Written request: Find every line in the records below that holds the word "geregistreerde", and copy it out.

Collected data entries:
************

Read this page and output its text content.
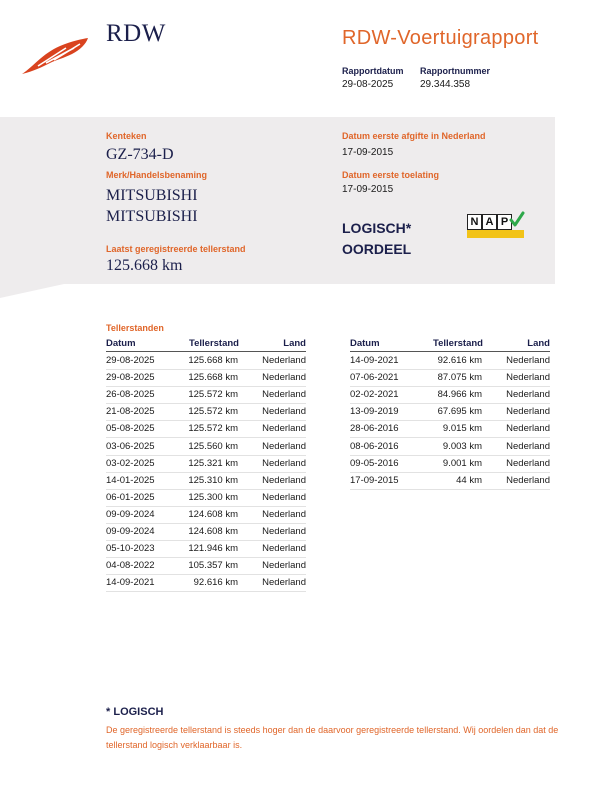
RDW	RDW-Voertuigrapport
Rapportdatum
29-08-2025
Rapportnummer
29.344.358
Kenteken
GZ-734-D
Merk/Handelsbenaming
MITSUBISHI
MITSUBISHI
Laatst geregistreerde tellerstand
125.668 km
Datum eerste afgifte in Nederland
17-09-2015
Datum eerste toelating
17-09-2015
LOGISCH*
OORDEEL
N A P
Tellerstanden
Datum	Tellerstand	Land
29-08-2025	125.668 km	Nederland
29-08-2025	125.668 km	Nederland
26-08-2025	125.572 km	Nederland
21-08-2025	125.572 km	Nederland
05-08-2025	125.572 km	Nederland
03-06-2025	125.560 km	Nederland
03-02-2025	125.321 km	Nederland
14-01-2025	125.310 km	Nederland
06-01-2025	125.300 km	Nederland
09-09-2024	124.608 km	Nederland
09-09-2024	124.608 km	Nederland
05-10-2023	121.946 km	Nederland
04-08-2022	105.357 km	Nederland
14-09-2021	92.616 km	Nederland
Datum	Tellerstand	Land
14-09-2021	92.616 km	Nederland
07-06-2021	87.075 km	Nederland
02-02-2021	84.966 km	Nederland
13-09-2019	67.695 km	Nederland
28-06-2016	9.015 km	Nederland
08-06-2016	9.003 km	Nederland
09-05-2016	9.001 km	Nederland
17-09-2015	44 km	Nederland
* LOGISCH
De geregistreerde tellerstand is steeds hoger dan de daarvoor geregistreerde tellerstand. Wij oordelen dan dat de tellerstand logisch verklaarbaar is.
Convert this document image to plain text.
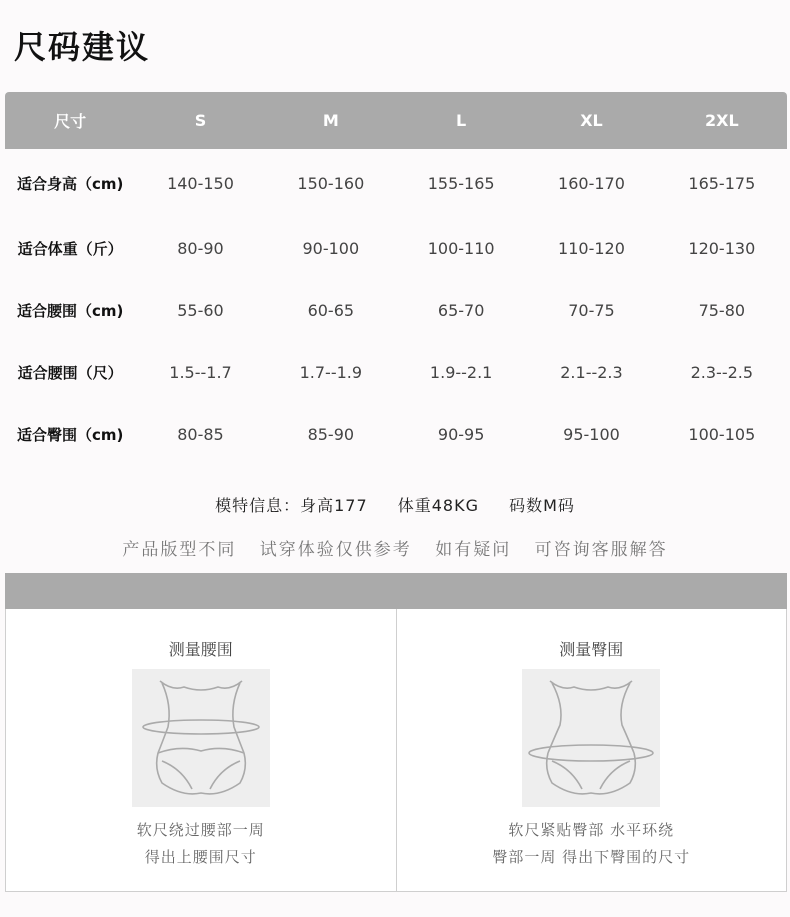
尺码建议
尺寸	S	M	L	XL	2XL
适合身高（cm)	140-150	150-160	155-165	160-170	165-175
适合体重（斤）	80-90	90-100	100-110	110-120	120-130
适合腰围（cm)	55-60	60-65	65-70	70-75	75-80
适合腰围（尺）	1.5--1.7	1.7--1.9	1.9--2.1	2.1--2.3	2.3--2.5
适合臀围（cm)	80-85	85-90	90-95	95-100	100-105
模特信息：身高177 体重48KG 码数M码
产品版型不同 试穿体验仅供参考 如有疑问 可咨询客服解答
测量腰围
软尺绕过腰部一周
得出上腰围尺寸
测量臀围
软尺紧贴臀部 水平环绕
臀部一周 得出下臀围的尺寸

************

Solution to the problem:
Laatst geregistreerde tellerstand
De geregistreerde tellerstand is steeds hoger dan de daarvoor geregistreerde tellerstand. Wij oordelen dan dat de tellerstand logisch verklaarbaar is.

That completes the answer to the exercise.